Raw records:
——————

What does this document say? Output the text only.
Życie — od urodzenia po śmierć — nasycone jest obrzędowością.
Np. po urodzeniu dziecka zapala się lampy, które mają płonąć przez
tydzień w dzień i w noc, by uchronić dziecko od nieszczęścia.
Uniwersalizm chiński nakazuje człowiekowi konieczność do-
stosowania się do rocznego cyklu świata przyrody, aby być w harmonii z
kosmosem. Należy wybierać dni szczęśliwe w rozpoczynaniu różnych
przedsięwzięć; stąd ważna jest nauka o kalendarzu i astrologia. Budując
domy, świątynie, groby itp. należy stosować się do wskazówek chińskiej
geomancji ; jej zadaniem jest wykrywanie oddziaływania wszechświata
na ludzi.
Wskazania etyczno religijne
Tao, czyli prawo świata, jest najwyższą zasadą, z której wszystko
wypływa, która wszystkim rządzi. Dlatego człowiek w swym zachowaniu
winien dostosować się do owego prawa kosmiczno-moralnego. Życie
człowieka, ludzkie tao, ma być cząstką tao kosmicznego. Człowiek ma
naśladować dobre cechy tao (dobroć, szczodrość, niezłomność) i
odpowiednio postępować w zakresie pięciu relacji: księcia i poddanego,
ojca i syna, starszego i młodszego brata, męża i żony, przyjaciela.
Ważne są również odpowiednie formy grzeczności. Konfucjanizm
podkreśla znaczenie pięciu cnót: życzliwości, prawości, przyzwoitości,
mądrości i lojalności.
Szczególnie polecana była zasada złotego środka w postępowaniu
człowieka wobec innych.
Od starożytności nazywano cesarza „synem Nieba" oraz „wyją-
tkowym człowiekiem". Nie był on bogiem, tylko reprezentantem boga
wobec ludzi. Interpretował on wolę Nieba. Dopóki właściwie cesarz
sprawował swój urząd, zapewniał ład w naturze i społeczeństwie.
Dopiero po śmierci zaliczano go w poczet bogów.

——————

Problem:
Return every line exactly.

Expected answer:
What does this document say? Output the text only.
Życie — od urodzenia po śmierć — nasycone jest obrzędowością.
Np. po urodzeniu dziecka zapala się lampy, które mają płonąć przez
tydzień w dzień i w noc, by uchronić dziecko od nieszczęścia.
Uniwersalizm chiński nakazuje człowiekowi konieczność do-
stosowania się do rocznego cyklu świata przyrody, aby być w harmonii z
kosmosem. Należy wybierać dni szczęśliwe w rozpoczynaniu różnych
przedsięwzięć; stąd ważna jest nauka o kalendarzu i astrologia. Budując
domy, świątynie, groby itp. należy stosować się do wskazówek chińskiej
geomancji ; jej zadaniem jest wykrywanie oddziaływania wszechświata
na ludzi.
Wskazania etyczno religijne
Tao, czyli prawo świata, jest najwyższą zasadą, z której wszystko
wypływa, która wszystkim rządzi. Dlatego człowiek w swym zachowaniu
winien dostosować się do owego prawa kosmiczno-moralnego. Życie
człowieka, ludzkie tao, ma być cząstką tao kosmicznego. Człowiek ma
naśladować dobre cechy tao (dobroć, szczodrość, niezłomność) i
odpowiednio postępować w zakresie pięciu relacji: księcia i poddanego,
ojca i syna, starszego i młodszego brata, męża i żony, przyjaciela.
Ważne są również odpowiednie formy grzeczności. Konfucjanizm
podkreśla znaczenie pięciu cnót: życzliwości, prawości, przyzwoitości,
mądrości i lojalności.
Szczególnie polecana była zasada złotego środka w postępowaniu
człowieka wobec innych.
Od starożytności nazywano cesarza „synem Nieba" oraz „wyją-
tkowym człowiekiem". Nie był on bogiem, tylko reprezentantem boga
wobec ludzi. Interpretował on wolę Nieba. Dopóki właściwie cesarz
sprawował swój urząd, zapewniał ład w naturze i społeczeństwie.
Dopiero po śmierci zaliczano go w poczet bogów.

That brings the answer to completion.